** EXERCISE DESCRIPTION **
Reproduce the listing below without any change.

[Rows from a dataset]
:::

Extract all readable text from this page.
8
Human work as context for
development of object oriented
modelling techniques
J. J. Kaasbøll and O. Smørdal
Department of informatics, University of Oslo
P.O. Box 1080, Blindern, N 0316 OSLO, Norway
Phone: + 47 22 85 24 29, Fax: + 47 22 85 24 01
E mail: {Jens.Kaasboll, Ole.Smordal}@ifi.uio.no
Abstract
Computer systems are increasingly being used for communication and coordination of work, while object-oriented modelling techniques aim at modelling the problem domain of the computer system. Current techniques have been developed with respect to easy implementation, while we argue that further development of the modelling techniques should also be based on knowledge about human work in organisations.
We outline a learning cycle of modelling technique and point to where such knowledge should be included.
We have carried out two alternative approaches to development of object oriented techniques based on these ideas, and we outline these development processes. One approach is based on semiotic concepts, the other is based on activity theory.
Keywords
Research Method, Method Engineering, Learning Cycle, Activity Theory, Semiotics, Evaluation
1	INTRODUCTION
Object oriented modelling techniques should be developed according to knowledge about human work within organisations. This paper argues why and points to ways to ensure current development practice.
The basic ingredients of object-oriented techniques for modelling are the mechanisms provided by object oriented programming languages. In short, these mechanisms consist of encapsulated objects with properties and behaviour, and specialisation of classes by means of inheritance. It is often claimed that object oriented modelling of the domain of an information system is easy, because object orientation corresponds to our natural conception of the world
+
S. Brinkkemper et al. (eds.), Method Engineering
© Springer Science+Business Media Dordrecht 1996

:::

** RESPONSE TO THIS TASK **
Extract all readable text from this page.
8
Human work as context for
development of object oriented
modelling techniques
J. J. Kaasbøll and O. Smørdal
Department of informatics, University of Oslo
P.O. Box 1080, Blindern, N 0316 OSLO, Norway
Phone: + 47 22 85 24 29, Fax: + 47 22 85 24 01
E mail: {Jens.Kaasboll, Ole.Smordal}@ifi.uio.no
Abstract
Computer systems are increasingly being used for communication and coordination of work, while object-oriented modelling techniques aim at modelling the problem domain of the computer system. Current techniques have been developed with respect to easy implementation, while we argue that further development of the modelling techniques should also be based on knowledge about human work in organisations.
We outline a learning cycle of modelling technique and point to where such knowledge should be included.
We have carried out two alternative approaches to development of object oriented techniques based on these ideas, and we outline these development processes. One approach is based on semiotic concepts, the other is based on activity theory.
Keywords
Research Method, Method Engineering, Learning Cycle, Activity Theory, Semiotics, Evaluation
1	INTRODUCTION
Object oriented modelling techniques should be developed according to knowledge about human work within organisations. This paper argues why and points to ways to ensure current development practice.
The basic ingredients of object-oriented techniques for modelling are the mechanisms provided by object oriented programming languages. In short, these mechanisms consist of encapsulated objects with properties and behaviour, and specialisation of classes by means of inheritance. It is often claimed that object oriented modelling of the domain of an information system is easy, because object orientation corresponds to our natural conception of the world
+
S. Brinkkemper et al. (eds.), Method Engineering
© Springer Science+Business Media Dordrecht 1996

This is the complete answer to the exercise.